◆ PASSAGE FOR REVIEW:
Skip to content

DET0112 Boot or Logon Initialization Scripts Detection Strategy

Item Value
ID DET0112
Version 1.0
Created 21 October 2025
Last Modified 21 October 2025

Technique Detected: T1037 (Boot or Logon Initialization Scripts)

Analytics

Windows

AN0311

Monitoring modification and execution of user or system logon scripts such as in registry Run keys or startup folders.

Log Sources
Data Component Name Channel
Process Creation (DC0032) WinEventLog:Security EventCode=4688
Windows Registry Key Modification (DC0063) WinEventLog:Security EventCode=4657
Scheduled Job Creation (DC0001) WinEventLog:TaskScheduler EventCode=106
Mutable Elements
Field Description
TargetObject Registry path that may vary by user or policy configuration.
ParentProcessName Can be tuned to known parent processes to reduce false positives.
TimeWindow Logon activity clustered during specific user shifts.

Linux

AN0312

Detection of changes or execution of shell initialization scripts like .bashrc, .profile, or /etc/profile for persistence.

Log Sources
Data Component Name Channel
Process Creation (DC0032) auditd:SYSCALL EXECVE
File Metadata (DC0059) auditd:PATH PATH
File Modification (DC0061) linux:osquery file_events
Mutable Elements
Field Description
FilePath Initialization script path that can differ across user and system profiles.
UserContext User-level vs root-level configuration.
TimeWindow Useful to correlate between file change and subsequent execution.

macOS

AN0313

Monitoring for modification and execution of login hook scripts or LaunchAgents/LaunchDaemons used for persistence.

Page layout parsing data
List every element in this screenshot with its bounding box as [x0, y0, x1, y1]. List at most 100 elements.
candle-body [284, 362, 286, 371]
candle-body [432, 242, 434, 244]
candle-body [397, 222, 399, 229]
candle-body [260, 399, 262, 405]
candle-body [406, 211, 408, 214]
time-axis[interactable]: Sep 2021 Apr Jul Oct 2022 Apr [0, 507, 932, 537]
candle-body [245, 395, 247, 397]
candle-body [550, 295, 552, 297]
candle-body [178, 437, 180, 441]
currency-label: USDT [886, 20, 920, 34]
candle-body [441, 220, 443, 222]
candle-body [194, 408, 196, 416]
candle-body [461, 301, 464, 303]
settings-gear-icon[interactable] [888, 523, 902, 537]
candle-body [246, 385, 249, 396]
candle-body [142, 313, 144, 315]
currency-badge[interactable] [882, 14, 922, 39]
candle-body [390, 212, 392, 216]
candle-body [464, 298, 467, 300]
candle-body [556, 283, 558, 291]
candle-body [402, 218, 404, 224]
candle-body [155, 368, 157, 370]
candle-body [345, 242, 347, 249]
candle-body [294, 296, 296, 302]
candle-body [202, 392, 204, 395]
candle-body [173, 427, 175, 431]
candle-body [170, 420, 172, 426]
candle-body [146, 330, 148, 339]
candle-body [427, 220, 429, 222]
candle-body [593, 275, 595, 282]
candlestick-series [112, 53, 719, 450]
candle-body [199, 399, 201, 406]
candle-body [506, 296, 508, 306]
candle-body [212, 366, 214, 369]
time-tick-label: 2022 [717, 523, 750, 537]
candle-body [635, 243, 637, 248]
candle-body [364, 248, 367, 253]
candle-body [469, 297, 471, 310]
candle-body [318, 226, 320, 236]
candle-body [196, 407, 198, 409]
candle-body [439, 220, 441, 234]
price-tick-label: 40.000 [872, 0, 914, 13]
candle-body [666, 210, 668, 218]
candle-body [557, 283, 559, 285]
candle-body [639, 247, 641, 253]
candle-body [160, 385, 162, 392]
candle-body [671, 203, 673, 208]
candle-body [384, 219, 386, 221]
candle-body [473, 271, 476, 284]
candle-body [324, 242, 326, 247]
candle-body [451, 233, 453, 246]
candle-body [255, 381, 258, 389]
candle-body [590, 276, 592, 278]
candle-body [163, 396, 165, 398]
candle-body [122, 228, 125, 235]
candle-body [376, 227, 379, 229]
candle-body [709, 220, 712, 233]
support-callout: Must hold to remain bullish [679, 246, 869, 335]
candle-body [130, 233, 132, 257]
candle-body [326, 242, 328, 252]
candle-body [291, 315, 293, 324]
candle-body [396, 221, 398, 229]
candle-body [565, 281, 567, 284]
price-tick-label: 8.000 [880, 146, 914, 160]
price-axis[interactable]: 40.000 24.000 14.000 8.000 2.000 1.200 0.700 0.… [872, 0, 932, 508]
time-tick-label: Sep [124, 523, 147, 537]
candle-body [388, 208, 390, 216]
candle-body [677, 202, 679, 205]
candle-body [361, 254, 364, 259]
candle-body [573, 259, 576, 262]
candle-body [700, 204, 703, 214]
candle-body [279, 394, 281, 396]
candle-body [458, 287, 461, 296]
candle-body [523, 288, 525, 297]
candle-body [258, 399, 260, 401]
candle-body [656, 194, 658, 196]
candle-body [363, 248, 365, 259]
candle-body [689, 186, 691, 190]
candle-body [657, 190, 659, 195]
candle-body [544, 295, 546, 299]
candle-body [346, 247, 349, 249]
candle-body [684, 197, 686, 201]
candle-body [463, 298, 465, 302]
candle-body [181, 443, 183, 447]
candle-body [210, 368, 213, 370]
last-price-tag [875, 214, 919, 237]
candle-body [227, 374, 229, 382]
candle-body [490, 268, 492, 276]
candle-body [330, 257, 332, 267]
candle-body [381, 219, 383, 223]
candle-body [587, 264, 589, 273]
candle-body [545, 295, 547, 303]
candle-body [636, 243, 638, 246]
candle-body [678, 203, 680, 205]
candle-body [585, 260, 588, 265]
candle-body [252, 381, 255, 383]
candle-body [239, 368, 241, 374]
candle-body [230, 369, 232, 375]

◆ WHAT THE TASK REQUIRES:
Write the next part of the page on detecting boot or logon initialization scripts, beginning right after its final sentence.

◆ RESPONSE TO THIS TASK:
Log Sources
Data Component Name Channel
Script Execution (DC0029) macos:unifiedlog log
File Access (DC0055) fs:fsusage file
Service Metadata (DC0041) macos:osquery launchd
Mutable Elements
Field Description
Label LaunchAgent or LaunchDaemon label name, often environment-specific.
ProgramArguments Arguments passed to scripts, which may need tuning by environment.
UserContext Distinguish between user login and system startup agents.

ESXi

AN0314

Detection of modification to ESXi rc.local.d or rc scripts that are used to execute on boot.

Log Sources
Data Component Name Channel
Script Execution (DC0029) esxi:vmkernel boot
File Modification (DC0061) esxi:hostd boot
Mutable Elements
Field Description
ScriptName Script path or name may vary across hypervisor versions.
LogSeverity Log verbosity settings may alter visibility of activity.

Network Devices

AN0315

Detection of changes to device startup-config files that include boot scripts or scheduled execution routines.

Log Sources
Data Component Name Channel
File Modification (DC0061) networkdevice:syslog config
Mutable Elements
Field Description
Interface Affected interface or subsystem; varies per device.
CommandPattern Patterns of authorized config changes differ by vendor or policy.